Work instructions
Return only the count of lines in which the word "March" appears.

▬▬▬

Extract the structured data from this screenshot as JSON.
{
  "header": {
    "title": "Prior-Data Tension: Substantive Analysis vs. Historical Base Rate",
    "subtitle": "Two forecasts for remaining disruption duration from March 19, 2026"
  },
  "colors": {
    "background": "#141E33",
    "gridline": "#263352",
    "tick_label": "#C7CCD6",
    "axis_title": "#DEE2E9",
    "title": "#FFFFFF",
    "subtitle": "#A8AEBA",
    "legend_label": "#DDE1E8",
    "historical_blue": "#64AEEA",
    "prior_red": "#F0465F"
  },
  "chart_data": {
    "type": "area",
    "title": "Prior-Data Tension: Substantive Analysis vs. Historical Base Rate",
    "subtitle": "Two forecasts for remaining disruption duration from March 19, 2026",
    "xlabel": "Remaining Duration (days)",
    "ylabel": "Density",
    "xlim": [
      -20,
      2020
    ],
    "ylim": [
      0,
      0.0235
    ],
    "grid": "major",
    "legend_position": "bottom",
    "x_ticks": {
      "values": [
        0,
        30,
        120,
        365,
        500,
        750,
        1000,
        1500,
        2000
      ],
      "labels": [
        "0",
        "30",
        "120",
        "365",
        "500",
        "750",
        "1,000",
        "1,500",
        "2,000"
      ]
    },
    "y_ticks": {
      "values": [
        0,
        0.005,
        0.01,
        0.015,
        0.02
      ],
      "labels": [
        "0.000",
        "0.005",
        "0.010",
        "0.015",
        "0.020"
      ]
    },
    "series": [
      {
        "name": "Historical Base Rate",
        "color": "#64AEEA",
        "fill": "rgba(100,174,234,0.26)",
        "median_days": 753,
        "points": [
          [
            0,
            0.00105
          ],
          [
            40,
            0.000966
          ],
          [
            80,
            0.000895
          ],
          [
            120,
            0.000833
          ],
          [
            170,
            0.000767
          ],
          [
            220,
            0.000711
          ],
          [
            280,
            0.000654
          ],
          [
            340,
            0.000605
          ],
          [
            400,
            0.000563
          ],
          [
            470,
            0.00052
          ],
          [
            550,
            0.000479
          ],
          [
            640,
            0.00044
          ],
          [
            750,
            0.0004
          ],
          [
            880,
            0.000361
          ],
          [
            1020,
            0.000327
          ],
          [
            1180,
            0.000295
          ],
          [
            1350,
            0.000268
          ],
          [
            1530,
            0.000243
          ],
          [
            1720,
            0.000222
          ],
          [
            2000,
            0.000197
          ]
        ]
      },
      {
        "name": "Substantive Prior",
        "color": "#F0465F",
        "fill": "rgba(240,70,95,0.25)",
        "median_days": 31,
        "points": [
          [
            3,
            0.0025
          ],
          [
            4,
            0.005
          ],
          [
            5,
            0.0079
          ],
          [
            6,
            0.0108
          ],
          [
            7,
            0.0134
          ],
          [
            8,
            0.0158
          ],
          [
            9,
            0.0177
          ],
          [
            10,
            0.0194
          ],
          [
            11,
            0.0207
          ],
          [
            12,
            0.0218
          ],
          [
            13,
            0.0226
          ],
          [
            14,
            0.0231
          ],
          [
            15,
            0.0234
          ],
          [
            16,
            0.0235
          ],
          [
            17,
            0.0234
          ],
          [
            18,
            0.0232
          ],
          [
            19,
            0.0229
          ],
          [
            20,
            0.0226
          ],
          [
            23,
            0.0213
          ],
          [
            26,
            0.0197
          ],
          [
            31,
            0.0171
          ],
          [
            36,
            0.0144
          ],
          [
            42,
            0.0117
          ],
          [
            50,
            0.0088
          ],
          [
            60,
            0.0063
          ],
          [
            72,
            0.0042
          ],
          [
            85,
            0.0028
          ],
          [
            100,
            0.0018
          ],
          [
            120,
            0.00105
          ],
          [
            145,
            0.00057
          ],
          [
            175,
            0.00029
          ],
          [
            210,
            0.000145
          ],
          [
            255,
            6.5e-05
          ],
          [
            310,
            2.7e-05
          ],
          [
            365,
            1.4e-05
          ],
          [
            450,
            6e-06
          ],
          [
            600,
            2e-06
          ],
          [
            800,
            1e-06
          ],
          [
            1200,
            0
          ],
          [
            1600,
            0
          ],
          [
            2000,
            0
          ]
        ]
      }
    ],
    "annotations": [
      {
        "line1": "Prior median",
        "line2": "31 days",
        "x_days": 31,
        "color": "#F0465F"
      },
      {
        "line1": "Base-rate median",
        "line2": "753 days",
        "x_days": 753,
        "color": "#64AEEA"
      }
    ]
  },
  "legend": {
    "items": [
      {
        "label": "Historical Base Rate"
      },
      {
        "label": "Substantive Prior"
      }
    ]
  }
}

▬▬▬

Expected output
2